--- Supplied material ---
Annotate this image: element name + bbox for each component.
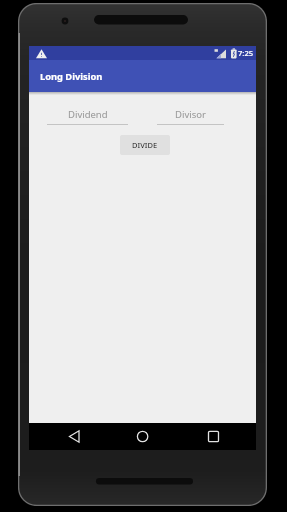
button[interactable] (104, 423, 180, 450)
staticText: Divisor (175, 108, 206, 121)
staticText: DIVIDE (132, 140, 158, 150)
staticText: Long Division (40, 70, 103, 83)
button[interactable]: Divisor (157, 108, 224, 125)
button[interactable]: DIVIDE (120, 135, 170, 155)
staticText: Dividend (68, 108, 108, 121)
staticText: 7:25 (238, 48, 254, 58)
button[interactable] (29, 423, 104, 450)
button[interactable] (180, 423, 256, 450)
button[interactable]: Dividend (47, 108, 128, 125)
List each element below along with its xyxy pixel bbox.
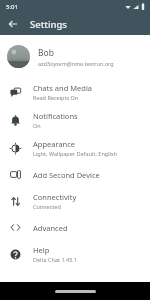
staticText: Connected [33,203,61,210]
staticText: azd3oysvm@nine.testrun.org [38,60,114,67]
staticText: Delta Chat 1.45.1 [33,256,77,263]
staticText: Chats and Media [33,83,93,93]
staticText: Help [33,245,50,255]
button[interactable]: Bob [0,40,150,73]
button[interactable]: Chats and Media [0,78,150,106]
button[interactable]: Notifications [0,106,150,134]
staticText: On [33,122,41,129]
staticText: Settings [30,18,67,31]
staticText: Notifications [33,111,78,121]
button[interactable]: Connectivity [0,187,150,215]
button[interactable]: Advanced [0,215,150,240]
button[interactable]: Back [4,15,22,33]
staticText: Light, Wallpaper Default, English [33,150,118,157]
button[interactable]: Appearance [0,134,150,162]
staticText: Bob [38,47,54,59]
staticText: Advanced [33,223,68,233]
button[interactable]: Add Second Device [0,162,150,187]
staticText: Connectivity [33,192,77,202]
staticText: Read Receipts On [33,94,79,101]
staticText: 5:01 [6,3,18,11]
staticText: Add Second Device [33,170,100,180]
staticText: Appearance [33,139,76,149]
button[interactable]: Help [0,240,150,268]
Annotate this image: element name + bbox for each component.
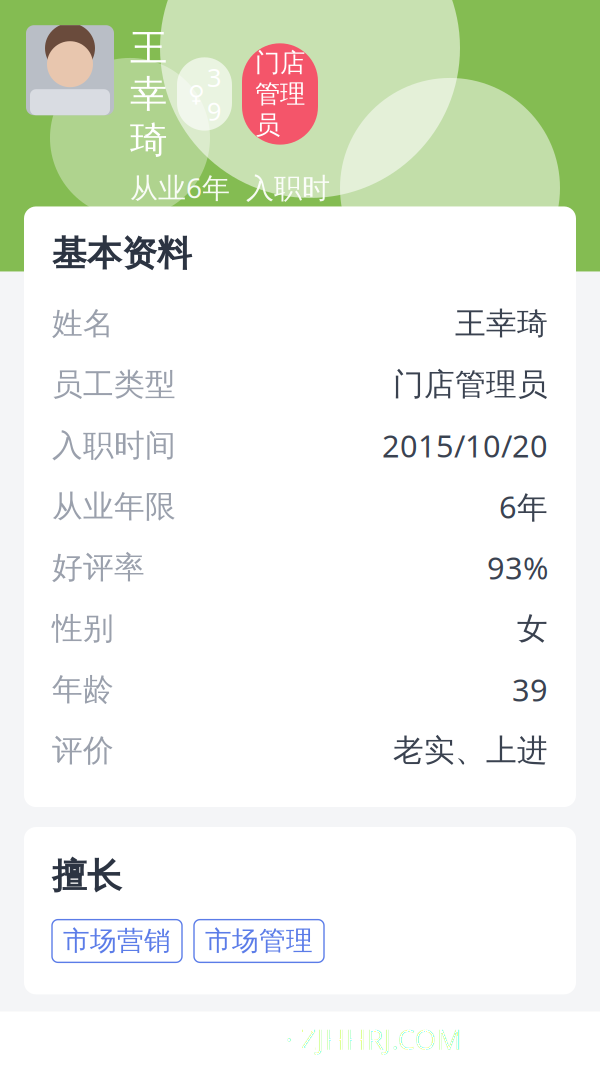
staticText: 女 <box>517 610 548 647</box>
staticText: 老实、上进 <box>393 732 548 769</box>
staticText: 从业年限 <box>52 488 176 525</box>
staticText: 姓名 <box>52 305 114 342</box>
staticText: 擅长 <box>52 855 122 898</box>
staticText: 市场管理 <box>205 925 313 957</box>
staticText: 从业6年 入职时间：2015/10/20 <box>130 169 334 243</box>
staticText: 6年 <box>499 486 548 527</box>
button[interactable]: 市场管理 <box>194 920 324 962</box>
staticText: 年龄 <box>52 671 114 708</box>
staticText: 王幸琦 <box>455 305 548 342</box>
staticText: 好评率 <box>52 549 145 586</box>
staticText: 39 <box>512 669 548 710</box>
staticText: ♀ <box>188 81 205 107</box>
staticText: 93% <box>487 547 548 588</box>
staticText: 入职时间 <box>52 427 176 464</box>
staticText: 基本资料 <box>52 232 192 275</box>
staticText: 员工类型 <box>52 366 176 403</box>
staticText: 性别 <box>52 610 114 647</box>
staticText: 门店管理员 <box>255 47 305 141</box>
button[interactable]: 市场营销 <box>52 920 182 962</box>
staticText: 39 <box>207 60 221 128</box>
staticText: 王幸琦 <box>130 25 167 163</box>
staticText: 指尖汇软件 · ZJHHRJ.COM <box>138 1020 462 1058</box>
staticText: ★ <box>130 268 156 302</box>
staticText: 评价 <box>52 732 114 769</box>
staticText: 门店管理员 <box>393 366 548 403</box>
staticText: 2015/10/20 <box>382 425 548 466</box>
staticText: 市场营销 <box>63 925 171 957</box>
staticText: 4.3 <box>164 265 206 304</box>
---
--- Supplied material ---
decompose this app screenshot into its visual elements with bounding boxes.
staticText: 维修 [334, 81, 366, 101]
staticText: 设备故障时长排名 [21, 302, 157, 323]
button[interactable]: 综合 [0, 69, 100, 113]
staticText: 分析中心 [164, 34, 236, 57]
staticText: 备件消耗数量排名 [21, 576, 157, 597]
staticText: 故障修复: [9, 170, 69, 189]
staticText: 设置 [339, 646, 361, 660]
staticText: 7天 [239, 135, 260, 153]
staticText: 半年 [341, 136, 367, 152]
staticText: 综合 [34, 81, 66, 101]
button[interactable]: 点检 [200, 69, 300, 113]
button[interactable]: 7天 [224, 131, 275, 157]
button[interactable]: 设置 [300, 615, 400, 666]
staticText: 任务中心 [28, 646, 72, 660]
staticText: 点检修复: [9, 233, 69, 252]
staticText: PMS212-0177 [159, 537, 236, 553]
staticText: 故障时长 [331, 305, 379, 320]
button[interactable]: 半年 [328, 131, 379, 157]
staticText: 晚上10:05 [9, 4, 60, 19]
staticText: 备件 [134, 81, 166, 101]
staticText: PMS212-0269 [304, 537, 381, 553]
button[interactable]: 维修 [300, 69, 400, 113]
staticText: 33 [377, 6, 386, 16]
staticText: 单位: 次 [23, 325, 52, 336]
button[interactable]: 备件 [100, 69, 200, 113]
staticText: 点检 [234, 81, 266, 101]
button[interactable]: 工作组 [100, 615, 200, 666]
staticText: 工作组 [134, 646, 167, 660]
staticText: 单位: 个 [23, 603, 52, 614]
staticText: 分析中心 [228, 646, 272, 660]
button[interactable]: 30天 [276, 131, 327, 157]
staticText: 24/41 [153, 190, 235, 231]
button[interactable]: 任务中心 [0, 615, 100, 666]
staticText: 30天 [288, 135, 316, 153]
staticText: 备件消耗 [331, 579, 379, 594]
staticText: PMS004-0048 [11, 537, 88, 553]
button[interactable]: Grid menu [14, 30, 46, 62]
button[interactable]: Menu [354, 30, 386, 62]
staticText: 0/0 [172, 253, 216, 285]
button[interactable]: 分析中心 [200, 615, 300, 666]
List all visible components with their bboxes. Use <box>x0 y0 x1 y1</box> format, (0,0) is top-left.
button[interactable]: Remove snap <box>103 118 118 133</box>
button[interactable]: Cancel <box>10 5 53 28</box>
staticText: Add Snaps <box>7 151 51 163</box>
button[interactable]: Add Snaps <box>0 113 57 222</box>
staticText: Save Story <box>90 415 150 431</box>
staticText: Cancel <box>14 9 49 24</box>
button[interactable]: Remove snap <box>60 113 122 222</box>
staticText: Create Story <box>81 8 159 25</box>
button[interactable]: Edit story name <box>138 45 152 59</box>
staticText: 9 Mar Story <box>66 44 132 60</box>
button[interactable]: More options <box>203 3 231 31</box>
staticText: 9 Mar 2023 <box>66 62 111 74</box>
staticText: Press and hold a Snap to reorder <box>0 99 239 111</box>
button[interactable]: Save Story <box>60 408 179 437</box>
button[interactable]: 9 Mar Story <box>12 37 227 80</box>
---
--- Supplied material ---
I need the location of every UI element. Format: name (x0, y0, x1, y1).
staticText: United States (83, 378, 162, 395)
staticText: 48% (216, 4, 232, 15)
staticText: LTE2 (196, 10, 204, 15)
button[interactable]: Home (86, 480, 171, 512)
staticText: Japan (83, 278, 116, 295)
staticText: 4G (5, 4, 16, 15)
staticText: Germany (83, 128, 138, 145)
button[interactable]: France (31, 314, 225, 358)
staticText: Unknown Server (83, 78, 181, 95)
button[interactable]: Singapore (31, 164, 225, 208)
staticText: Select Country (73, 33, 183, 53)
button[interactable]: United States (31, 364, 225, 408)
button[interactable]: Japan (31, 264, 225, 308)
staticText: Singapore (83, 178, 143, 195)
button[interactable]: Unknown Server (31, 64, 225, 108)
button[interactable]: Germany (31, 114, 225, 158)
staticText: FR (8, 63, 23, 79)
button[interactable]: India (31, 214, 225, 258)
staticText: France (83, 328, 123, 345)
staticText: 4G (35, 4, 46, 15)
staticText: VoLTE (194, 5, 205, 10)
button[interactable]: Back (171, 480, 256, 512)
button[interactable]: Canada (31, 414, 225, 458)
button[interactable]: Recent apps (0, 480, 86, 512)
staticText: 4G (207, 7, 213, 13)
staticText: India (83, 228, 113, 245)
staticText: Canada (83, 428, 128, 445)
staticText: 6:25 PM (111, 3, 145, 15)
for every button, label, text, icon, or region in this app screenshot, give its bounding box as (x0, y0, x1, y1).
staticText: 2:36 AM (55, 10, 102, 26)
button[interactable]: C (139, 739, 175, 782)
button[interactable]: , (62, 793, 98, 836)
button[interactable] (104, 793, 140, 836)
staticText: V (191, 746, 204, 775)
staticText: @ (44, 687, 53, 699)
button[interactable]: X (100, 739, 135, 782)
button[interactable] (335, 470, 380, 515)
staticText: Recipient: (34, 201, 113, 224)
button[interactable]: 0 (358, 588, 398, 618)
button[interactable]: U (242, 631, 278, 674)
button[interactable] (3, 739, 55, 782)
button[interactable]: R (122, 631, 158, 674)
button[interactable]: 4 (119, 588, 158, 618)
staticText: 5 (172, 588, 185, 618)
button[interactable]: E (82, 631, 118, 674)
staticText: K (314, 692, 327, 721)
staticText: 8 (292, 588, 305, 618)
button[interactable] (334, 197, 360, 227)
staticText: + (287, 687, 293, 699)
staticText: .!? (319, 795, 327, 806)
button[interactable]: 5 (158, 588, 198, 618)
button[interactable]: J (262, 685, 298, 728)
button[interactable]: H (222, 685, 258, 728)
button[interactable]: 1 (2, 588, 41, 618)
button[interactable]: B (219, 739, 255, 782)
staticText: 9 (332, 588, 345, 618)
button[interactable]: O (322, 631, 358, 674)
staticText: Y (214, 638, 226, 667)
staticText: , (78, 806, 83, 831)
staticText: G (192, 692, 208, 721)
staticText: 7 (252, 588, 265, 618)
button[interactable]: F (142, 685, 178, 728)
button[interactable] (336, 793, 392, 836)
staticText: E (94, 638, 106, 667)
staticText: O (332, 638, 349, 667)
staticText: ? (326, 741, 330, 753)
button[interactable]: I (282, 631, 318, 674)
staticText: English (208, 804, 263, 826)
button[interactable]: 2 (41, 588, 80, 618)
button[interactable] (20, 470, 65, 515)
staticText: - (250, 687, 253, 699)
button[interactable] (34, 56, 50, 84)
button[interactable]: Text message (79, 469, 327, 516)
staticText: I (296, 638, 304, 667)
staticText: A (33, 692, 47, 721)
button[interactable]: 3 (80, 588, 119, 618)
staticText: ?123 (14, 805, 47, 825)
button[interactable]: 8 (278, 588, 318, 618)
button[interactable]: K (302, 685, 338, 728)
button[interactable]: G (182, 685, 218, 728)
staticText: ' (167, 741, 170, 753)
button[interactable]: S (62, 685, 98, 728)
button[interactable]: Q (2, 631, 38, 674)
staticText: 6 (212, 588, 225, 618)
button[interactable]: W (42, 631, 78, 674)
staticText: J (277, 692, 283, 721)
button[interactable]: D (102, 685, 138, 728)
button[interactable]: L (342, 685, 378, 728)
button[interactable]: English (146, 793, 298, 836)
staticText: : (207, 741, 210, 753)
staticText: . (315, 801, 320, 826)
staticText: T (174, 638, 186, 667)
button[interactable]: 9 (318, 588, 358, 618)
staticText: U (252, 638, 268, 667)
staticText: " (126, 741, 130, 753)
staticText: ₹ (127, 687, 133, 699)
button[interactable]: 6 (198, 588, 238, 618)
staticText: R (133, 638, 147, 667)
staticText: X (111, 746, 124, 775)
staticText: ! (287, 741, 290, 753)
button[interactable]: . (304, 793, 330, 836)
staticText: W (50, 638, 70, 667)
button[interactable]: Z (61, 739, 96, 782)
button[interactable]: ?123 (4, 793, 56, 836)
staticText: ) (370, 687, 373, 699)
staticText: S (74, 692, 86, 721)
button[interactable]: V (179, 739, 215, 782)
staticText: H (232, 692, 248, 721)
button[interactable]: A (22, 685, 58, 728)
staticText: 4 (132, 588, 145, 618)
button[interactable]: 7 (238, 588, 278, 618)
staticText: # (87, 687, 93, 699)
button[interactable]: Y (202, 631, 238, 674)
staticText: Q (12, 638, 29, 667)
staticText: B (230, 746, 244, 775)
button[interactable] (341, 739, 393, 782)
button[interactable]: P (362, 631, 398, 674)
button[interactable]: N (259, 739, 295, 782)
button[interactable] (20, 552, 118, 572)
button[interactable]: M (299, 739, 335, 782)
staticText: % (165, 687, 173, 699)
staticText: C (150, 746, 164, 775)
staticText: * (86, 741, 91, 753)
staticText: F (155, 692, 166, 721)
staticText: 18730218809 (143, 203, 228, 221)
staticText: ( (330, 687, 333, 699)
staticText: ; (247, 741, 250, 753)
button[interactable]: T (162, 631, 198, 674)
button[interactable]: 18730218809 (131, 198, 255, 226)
---
> **Do this**: Copy the records word for word, beginning at the line that contains "staticText: 女 <box>517 610 548 647</box>" and stopping after the line that contains "staticText: 4.3 <box>164 265 206 304</box>".

> **Exercise solution**:
staticText: 女 <box>517 610 548 647</box>
staticText: 老实、上进 <box>393 732 548 769</box>
staticText: 从业年限 <box>52 488 176 525</box>
staticText: 姓名 <box>52 305 114 342</box>
staticText: 擅长 <box>52 855 122 898</box>
staticText: 市场管理 <box>205 925 313 957</box>
staticText: 从业6年 入职时间：2015/10/20 <box>130 169 334 243</box>
staticText: 6年 <box>499 486 548 527</box>
button[interactable]: 市场管理 <box>194 920 324 962</box>
staticText: 年龄 <box>52 671 114 708</box>
staticText: 王幸琦 <box>455 305 548 342</box>
staticText: 好评率 <box>52 549 145 586</box>
staticText: 39 <box>512 669 548 710</box>
staticText: ♀ <box>188 81 205 107</box>
staticText: 93% <box>487 547 548 588</box>
staticText: 入职时间 <box>52 427 176 464</box>
staticText: 基本资料 <box>52 232 192 275</box>
staticText: 员工类型 <box>52 366 176 403</box>
staticText: 性别 <box>52 610 114 647</box>
staticText: 门店管理员 <box>255 47 305 141</box>
button[interactable]: 市场营销 <box>52 920 182 962</box>
staticText: 39 <box>207 60 221 128</box>
staticText: 王幸琦 <box>130 25 167 163</box>
staticText: 指尖汇软件 · ZJHHRJ.COM <box>138 1020 462 1058</box>
staticText: ★ <box>130 268 156 302</box>
staticText: 评价 <box>52 732 114 769</box>
staticText: 门店管理员 <box>393 366 548 403</box>
staticText: 2015/10/20 <box>382 425 548 466</box>
staticText: 市场营销 <box>63 925 171 957</box>
staticText: 4.3 <box>164 265 206 304</box>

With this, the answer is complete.